[start]
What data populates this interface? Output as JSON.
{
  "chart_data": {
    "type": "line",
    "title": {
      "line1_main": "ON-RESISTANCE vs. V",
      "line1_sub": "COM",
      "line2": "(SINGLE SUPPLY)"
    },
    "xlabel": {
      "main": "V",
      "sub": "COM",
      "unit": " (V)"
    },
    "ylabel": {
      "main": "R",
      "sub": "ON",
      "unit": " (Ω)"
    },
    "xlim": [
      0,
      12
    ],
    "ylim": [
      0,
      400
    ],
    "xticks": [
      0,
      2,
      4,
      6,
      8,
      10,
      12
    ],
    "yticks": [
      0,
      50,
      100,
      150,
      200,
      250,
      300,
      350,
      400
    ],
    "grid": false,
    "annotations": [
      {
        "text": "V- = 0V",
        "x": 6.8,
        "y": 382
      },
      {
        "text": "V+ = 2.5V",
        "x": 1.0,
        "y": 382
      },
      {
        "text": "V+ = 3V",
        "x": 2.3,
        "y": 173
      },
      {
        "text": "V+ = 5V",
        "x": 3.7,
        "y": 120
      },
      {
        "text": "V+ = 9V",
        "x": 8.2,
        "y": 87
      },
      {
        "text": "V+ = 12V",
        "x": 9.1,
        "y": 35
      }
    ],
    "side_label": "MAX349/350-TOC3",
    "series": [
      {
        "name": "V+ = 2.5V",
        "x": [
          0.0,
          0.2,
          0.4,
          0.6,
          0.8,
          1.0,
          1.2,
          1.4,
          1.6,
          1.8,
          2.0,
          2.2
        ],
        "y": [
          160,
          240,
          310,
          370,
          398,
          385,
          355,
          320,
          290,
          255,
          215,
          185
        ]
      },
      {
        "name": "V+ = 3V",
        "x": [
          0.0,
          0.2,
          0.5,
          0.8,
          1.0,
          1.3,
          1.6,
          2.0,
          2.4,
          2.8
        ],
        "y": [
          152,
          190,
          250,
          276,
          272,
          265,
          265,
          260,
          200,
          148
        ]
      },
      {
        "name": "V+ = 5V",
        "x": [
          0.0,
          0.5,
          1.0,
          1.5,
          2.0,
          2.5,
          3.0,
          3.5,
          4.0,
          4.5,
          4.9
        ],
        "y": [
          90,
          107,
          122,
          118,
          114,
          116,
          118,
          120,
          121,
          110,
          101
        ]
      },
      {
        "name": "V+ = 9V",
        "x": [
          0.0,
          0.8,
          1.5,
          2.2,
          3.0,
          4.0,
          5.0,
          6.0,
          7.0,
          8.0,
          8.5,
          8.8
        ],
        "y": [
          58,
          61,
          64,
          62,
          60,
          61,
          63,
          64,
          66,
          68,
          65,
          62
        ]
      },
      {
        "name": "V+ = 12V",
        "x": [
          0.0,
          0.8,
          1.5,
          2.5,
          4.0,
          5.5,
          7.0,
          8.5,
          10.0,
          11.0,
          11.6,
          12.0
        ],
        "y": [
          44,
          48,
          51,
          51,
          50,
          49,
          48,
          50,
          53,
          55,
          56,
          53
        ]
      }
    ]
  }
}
[end]
What you should do:
Return only the count of lines in the records that hold the word "name".

Finished answer:
5